Find each line holding "chung" and copy it out.

> **Dataset records**:
Start

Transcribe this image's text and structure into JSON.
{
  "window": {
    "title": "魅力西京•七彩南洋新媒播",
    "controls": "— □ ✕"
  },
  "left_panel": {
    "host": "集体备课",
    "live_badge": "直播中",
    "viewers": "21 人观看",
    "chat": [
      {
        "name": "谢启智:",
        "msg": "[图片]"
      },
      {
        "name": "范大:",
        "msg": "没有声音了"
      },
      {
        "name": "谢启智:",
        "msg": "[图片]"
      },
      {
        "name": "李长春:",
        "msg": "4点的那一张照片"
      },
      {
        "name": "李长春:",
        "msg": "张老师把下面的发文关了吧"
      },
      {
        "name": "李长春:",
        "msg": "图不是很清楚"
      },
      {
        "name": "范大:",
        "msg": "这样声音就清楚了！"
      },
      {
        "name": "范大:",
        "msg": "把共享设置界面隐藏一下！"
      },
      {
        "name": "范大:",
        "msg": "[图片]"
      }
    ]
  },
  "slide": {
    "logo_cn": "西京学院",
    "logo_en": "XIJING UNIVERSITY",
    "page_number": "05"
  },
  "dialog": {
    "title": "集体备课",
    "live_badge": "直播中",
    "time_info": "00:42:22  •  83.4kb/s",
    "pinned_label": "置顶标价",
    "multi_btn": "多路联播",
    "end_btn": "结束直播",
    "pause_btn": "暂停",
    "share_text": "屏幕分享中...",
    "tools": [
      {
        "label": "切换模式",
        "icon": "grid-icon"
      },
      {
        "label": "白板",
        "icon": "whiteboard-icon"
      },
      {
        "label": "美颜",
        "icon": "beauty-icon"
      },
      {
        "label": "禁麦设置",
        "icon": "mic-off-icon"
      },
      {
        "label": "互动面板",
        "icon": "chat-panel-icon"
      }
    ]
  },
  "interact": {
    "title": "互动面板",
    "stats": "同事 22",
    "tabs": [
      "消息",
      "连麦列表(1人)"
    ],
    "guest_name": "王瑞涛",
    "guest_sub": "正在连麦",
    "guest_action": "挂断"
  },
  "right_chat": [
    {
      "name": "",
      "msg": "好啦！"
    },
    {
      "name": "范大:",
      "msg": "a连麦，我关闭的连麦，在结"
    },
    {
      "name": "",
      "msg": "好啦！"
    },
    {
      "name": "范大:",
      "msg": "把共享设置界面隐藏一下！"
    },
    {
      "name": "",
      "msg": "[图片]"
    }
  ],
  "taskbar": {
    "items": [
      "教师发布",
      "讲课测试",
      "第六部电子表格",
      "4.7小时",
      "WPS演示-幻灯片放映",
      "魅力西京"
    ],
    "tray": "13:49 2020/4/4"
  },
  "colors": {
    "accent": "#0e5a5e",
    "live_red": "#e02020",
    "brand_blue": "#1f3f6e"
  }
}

End
Start

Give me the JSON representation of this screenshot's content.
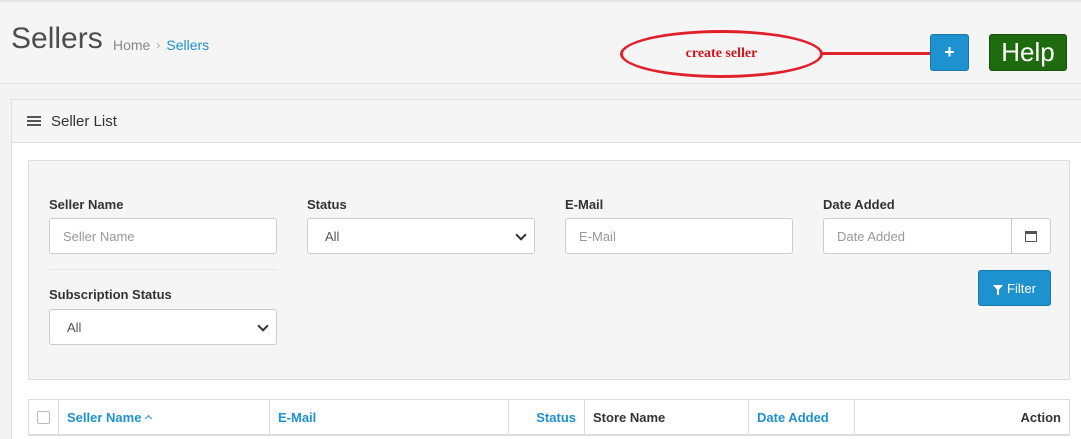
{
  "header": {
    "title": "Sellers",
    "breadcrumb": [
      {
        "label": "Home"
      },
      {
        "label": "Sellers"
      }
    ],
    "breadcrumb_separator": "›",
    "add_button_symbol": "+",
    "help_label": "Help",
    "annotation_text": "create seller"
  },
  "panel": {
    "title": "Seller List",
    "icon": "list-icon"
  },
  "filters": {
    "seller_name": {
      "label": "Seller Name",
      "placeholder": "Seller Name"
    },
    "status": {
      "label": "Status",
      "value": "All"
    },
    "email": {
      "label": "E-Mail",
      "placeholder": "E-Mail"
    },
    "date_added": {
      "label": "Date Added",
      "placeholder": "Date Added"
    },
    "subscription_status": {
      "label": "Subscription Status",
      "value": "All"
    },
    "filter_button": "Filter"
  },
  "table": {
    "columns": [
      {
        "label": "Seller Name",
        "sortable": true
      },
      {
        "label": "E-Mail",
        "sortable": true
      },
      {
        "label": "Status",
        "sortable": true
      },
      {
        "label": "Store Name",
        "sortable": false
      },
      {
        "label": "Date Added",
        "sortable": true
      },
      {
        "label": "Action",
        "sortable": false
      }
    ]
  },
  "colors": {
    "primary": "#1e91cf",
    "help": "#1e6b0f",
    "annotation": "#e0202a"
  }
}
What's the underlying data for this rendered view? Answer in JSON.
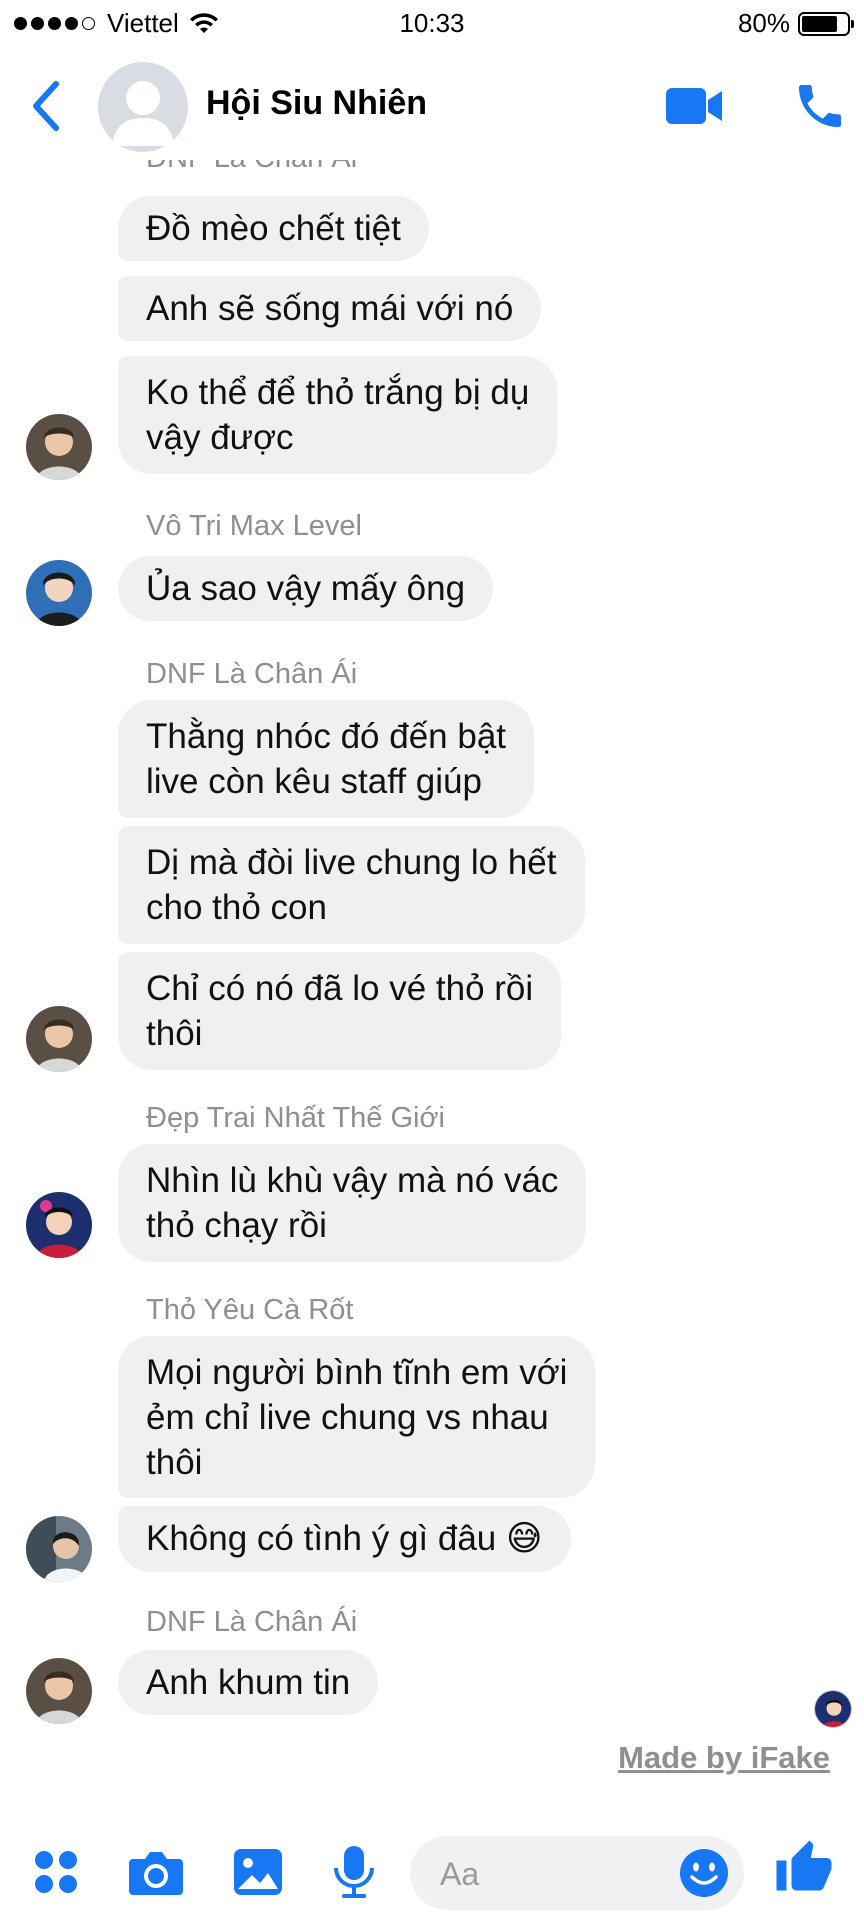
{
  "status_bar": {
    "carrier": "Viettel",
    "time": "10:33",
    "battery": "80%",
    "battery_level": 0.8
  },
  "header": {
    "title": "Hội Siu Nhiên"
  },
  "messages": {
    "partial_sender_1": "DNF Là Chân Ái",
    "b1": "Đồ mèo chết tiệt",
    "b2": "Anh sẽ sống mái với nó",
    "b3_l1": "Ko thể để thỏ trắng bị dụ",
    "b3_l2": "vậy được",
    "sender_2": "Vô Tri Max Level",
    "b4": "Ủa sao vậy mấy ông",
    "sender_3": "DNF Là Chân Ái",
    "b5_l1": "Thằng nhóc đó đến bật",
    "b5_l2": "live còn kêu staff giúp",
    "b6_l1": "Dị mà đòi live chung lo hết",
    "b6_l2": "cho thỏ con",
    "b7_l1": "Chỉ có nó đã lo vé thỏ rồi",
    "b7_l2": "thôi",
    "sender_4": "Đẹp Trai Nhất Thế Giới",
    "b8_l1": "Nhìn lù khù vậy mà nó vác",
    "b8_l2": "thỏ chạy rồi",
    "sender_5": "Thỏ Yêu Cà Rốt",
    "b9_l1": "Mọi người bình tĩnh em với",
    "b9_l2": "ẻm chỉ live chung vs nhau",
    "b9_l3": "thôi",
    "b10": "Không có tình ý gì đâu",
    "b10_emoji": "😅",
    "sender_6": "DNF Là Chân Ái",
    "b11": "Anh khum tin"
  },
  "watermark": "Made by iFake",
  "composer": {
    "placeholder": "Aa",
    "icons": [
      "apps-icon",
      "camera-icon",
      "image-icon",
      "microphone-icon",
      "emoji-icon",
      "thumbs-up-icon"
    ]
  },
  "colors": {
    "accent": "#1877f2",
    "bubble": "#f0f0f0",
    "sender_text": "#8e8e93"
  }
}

End

> **SOLUTION FOR THIS EXERCISE**:
    "b6_l1": "Dị mà đòi live chung lo hết",
    "b9_l2": "ẻm chỉ live chung vs nhau",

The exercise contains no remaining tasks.